◆ **Your task**:
Copy the entries again with every "interactable" swapped for "clickable" and everything else unchanged. Omit the pictures.
— begin Exercise data —
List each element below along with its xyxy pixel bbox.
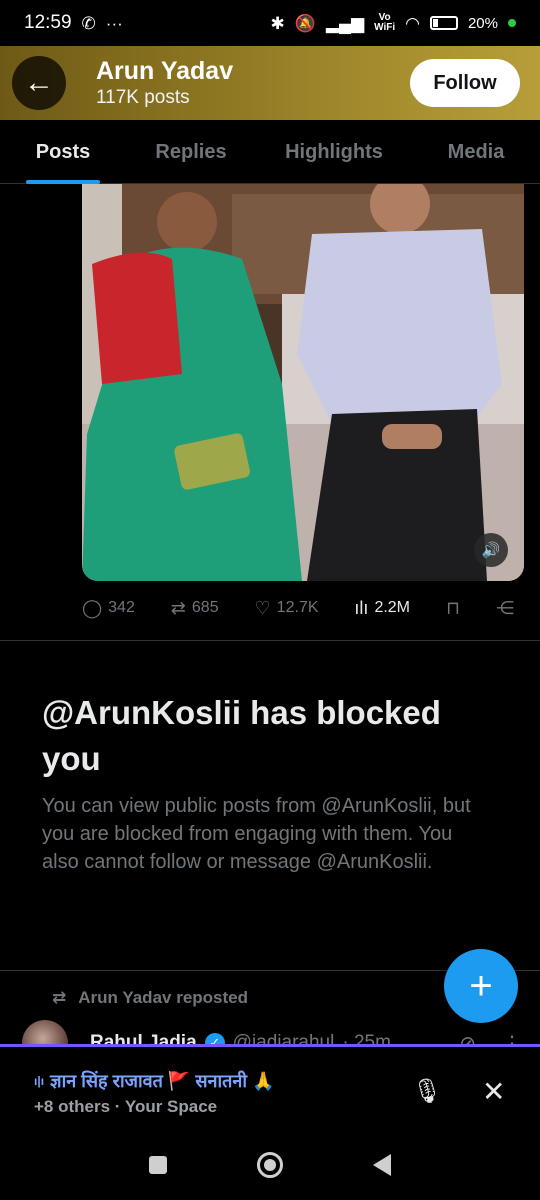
- blocked-title: @ArunKoslii has blocked you: [42, 694, 441, 777]
- audio-wave-icon: ı|ı: [34, 1074, 45, 1088]
- mute-icon: 🔕: [294, 13, 316, 33]
- tab-posts[interactable]: Posts: [0, 120, 126, 184]
- views-button[interactable]: ılı 2.2M: [354, 598, 410, 619]
- repost-label: Arun Yadav reposted: [78, 988, 248, 1007]
- space-title: ज्ञान सिंह राजावत 🚩 सनातनी 🙏: [50, 1071, 275, 1091]
- home-button[interactable]: [257, 1152, 283, 1178]
- post-video[interactable]: 🔊: [82, 184, 524, 581]
- tab-replies[interactable]: Replies: [126, 120, 256, 184]
- video-frame-image: [82, 184, 524, 581]
- system-back-button[interactable]: [373, 1154, 391, 1176]
- share-button[interactable]: ⋲: [496, 598, 514, 619]
- back-arrow-icon: ←: [24, 66, 54, 99]
- bookmark-icon: ⊓: [445, 597, 460, 618]
- repost-count: 685: [191, 599, 219, 616]
- close-space-button[interactable]: ✕: [482, 1075, 505, 1108]
- reply-count: 342: [108, 599, 135, 616]
- profile-name: Arun Yadav: [96, 57, 234, 85]
- volume-button[interactable]: 🔊: [474, 533, 508, 567]
- battery-percent: 20%: [467, 14, 498, 32]
- blocked-notice: @ArunKoslii has blocked you You can view…: [42, 690, 492, 876]
- mic-off-icon: 🎙: [412, 1078, 443, 1105]
- more-notifications-icon: ···: [105, 13, 123, 33]
- posts-count: 117K posts: [96, 87, 190, 108]
- repost-button[interactable]: ⇄ 685: [171, 598, 219, 619]
- tab-media[interactable]: Media: [412, 120, 540, 184]
- like-count: 12.7K: [276, 599, 319, 616]
- views-icon: ılı: [354, 597, 369, 618]
- recents-button[interactable]: [149, 1156, 167, 1174]
- bluetooth-icon: ✱: [270, 13, 285, 33]
- reply-icon: ◯: [82, 597, 103, 618]
- status-bar: 12:59 ✆ ··· ✱ 🔕 ▂▄▆ Vo WiFi ◠ 20%: [0, 0, 540, 46]
- repost-icon: ⇄: [52, 988, 67, 1007]
- signal-icon: ▂▄▆: [325, 13, 365, 33]
- space-subtitle: +8 others · Your Space: [34, 1097, 218, 1116]
- views-count: 2.2M: [374, 599, 411, 616]
- vowifi-indicator: Vo WiFi: [374, 12, 396, 33]
- reply-button[interactable]: ◯ 342: [82, 598, 135, 619]
- like-button[interactable]: ♡ 12.7K: [255, 598, 319, 619]
- plus-icon: +: [469, 963, 493, 1008]
- system-nav-bar: [0, 1130, 540, 1200]
- repost-indicator: ⇄ Arun Yadav reposted: [52, 988, 248, 1008]
- follow-button[interactable]: Follow: [410, 59, 520, 107]
- clock: 12:59: [24, 12, 72, 33]
- like-icon: ♡: [254, 597, 271, 618]
- profile-header: ← Arun Yadav 117K posts Follow: [0, 46, 540, 120]
- close-icon: ✕: [482, 1076, 506, 1107]
- profile-tabs: Posts Replies Highlights Media: [0, 120, 540, 184]
- share-icon: ⋲: [495, 597, 514, 618]
- compose-button[interactable]: +: [444, 949, 518, 1023]
- repost-icon: ⇄: [170, 597, 186, 618]
- tab-highlights[interactable]: Highlights: [256, 120, 412, 184]
- blocked-description: You can view public posts from @ArunKosl…: [42, 795, 471, 873]
- back-button[interactable]: ←: [12, 56, 66, 110]
- volume-icon: 🔊: [481, 542, 501, 559]
- mic-off-button[interactable]: 🎙: [412, 1077, 442, 1106]
- wifi-icon: ◠: [405, 13, 420, 33]
- battery-icon: [429, 16, 458, 30]
- space-title-row: ı|ı ज्ञान सिंह राजावत 🚩 सनातनी 🙏: [34, 1069, 274, 1093]
- bookmark-button[interactable]: ⊓: [446, 598, 460, 619]
- privacy-indicator-dot: [508, 19, 516, 27]
- divider: [0, 640, 540, 641]
- post-action-bar: ◯ 342 ⇄ 685 ♡ 12.7K ılı 2.2M ⊓ ⋲: [82, 590, 524, 626]
- whatsapp-icon: ✆: [81, 13, 96, 33]
- space-dock[interactable]: ı|ı ज्ञान सिंह राजावत 🚩 सनातनी 🙏 +8 othe…: [0, 1044, 540, 1130]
— end Exercise data —
◆ **Correct result**:
List each element below along with its xyxy pixel bbox.
- blocked-title: @ArunKoslii has blocked you: [42, 694, 441, 777]
- audio-wave-icon: ı|ı: [34, 1074, 45, 1088]
- mute-icon: 🔕: [294, 13, 316, 33]
- tab-posts[clickable]: Posts: [0, 120, 126, 184]
- views-button[clickable]: ılı 2.2M: [354, 598, 410, 619]
- repost-label: Arun Yadav reposted: [78, 988, 248, 1007]
- space-title: ज्ञान सिंह राजावत 🚩 सनातनी 🙏: [50, 1071, 275, 1091]
- home-button[clickable]: [257, 1152, 283, 1178]
- post-video[clickable]: 🔊: [82, 184, 524, 581]
- tab-replies[clickable]: Replies: [126, 120, 256, 184]
- video-frame-image: [82, 184, 524, 581]
- system-back-button[clickable]: [373, 1154, 391, 1176]
- share-button[clickable]: ⋲: [496, 598, 514, 619]
- back-arrow-icon: ←: [24, 66, 54, 99]
- bookmark-icon: ⊓: [445, 597, 460, 618]
- repost-count: 685: [191, 599, 219, 616]
- close-space-button[clickable]: ✕: [482, 1075, 505, 1108]
- reply-count: 342: [108, 599, 135, 616]
- profile-name: Arun Yadav: [96, 57, 234, 85]
- volume-button[clickable]: 🔊: [474, 533, 508, 567]
- battery-percent: 20%: [467, 14, 498, 32]
- blocked-notice: @ArunKoslii has blocked you You can view…: [42, 690, 492, 876]
- mic-off-icon: 🎙: [412, 1078, 443, 1105]
- more-notifications-icon: ···: [105, 13, 123, 33]
- posts-count: 117K posts: [96, 87, 190, 108]
- repost-button[clickable]: ⇄ 685: [171, 598, 219, 619]
- tab-media[clickable]: Media: [412, 120, 540, 184]
- like-count: 12.7K: [276, 599, 319, 616]
- views-icon: ılı: [354, 597, 369, 618]
- recents-button[clickable]: [149, 1156, 167, 1174]
- bluetooth-icon: ✱: [270, 13, 285, 33]
- reply-icon: ◯: [82, 597, 103, 618]
- status-bar: 12:59 ✆ ··· ✱ 🔕 ▂▄▆ Vo WiFi ◠ 20%: [0, 0, 540, 46]
- repost-icon: ⇄: [52, 988, 67, 1007]
- signal-icon: ▂▄▆: [325, 13, 365, 33]
- space-subtitle: +8 others · Your Space: [34, 1097, 218, 1116]
- views-count: 2.2M: [374, 599, 411, 616]
- vowifi-indicator: Vo WiFi: [374, 12, 396, 33]
- reply-button[clickable]: ◯ 342: [82, 598, 135, 619]
- like-button[clickable]: ♡ 12.7K: [255, 598, 319, 619]
- plus-icon: +: [469, 963, 493, 1008]
- system-nav-bar: [0, 1130, 540, 1200]
- repost-indicator: ⇄ Arun Yadav reposted: [52, 988, 248, 1008]
- follow-button[clickable]: Follow: [410, 59, 520, 107]
- clock: 12:59: [24, 12, 72, 33]
- like-icon: ♡: [254, 597, 271, 618]
- profile-header: ← Arun Yadav 117K posts Follow: [0, 46, 540, 120]
- close-icon: ✕: [482, 1076, 506, 1107]
- profile-tabs: Posts Replies Highlights Media: [0, 120, 540, 184]
- share-icon: ⋲: [495, 597, 514, 618]
- compose-button[clickable]: +: [444, 949, 518, 1023]
- repost-icon: ⇄: [170, 597, 186, 618]
- tab-highlights[clickable]: Highlights: [256, 120, 412, 184]
- blocked-description: You can view public posts from @ArunKosl…: [42, 795, 471, 873]
- back-button[clickable]: ←: [12, 56, 66, 110]
- volume-icon: 🔊: [481, 542, 501, 559]
- mic-off-button[clickable]: 🎙: [412, 1077, 442, 1106]
- wifi-icon: ◠: [405, 13, 420, 33]
- battery-icon: [429, 16, 458, 30]
- space-title-row: ı|ı ज्ञान सिंह राजावत 🚩 सनातनी 🙏: [34, 1069, 274, 1093]
- bookmark-button[clickable]: ⊓: [446, 598, 460, 619]
- privacy-indicator-dot: [508, 19, 516, 27]
- divider: [0, 640, 540, 641]
- post-action-bar: ◯ 342 ⇄ 685 ♡ 12.7K ılı 2.2M ⊓ ⋲: [82, 590, 524, 626]
- whatsapp-icon: ✆: [81, 13, 96, 33]
- space-dock[clickable]: ı|ı ज्ञान सिंह राजावत 🚩 सनातनी 🙏 +8 othe…: [0, 1044, 540, 1130]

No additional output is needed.